Problem to work on: For every line in the records that has the word "Интервью", make a copy.

Records supplied:

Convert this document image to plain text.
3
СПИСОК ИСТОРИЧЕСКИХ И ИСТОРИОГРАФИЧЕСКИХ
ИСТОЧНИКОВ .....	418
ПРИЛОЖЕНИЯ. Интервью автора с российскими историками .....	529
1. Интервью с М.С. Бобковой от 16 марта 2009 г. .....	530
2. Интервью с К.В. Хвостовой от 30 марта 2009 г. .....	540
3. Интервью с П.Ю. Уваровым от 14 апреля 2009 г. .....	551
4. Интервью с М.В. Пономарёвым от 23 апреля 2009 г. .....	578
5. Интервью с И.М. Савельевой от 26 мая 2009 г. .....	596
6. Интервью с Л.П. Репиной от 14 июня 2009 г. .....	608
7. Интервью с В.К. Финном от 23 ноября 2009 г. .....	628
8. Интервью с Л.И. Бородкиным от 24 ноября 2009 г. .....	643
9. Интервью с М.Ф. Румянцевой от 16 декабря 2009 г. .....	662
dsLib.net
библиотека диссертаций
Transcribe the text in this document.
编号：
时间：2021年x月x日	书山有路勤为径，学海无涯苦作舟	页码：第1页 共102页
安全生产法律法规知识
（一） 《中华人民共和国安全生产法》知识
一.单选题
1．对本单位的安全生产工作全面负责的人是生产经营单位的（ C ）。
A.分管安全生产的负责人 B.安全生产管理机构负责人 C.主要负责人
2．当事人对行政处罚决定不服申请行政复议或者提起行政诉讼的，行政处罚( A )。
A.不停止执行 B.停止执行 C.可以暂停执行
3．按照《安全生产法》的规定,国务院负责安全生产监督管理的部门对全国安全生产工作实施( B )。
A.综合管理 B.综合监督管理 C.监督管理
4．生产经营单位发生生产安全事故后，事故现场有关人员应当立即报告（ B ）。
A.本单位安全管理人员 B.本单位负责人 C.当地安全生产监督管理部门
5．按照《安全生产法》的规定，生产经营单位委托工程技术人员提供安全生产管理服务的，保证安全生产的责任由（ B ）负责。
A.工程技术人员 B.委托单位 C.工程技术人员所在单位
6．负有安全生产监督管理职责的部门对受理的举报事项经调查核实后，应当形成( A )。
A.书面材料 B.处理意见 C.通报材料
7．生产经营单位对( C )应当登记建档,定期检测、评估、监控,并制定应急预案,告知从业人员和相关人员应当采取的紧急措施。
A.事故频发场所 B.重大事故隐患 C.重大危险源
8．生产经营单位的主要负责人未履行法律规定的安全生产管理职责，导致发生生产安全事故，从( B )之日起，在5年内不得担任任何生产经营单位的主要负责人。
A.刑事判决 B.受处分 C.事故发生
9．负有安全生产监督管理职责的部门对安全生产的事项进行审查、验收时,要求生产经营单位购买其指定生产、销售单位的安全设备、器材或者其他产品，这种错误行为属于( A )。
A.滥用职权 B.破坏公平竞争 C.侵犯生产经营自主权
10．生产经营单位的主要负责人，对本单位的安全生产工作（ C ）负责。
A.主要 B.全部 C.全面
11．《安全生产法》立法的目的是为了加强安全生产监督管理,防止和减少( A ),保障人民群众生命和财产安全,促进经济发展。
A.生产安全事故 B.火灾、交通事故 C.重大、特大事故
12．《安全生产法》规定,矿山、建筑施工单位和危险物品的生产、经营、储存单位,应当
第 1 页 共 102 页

Task result:
ПРИЛОЖЕНИЯ. Интервью автора с российскими историками .....	529
1. Интервью с М.С. Бобковой от 16 марта 2009 г. .....	530
2. Интервью с К.В. Хвостовой от 30 марта 2009 г. .....	540
3. Интервью с П.Ю. Уваровым от 14 апреля 2009 г. .....	551
4. Интервью с М.В. Пономарёвым от 23 апреля 2009 г. .....	578
5. Интервью с И.М. Савельевой от 26 мая 2009 г. .....	596
6. Интервью с Л.П. Репиной от 14 июня 2009 г. .....	608
7. Интервью с В.К. Финном от 23 ноября 2009 г. .....	628
8. Интервью с Л.И. Бородкиным от 24 ноября 2009 г. .....	643
9. Интервью с М.Ф. Румянцевой от 16 декабря 2009 г. .....	662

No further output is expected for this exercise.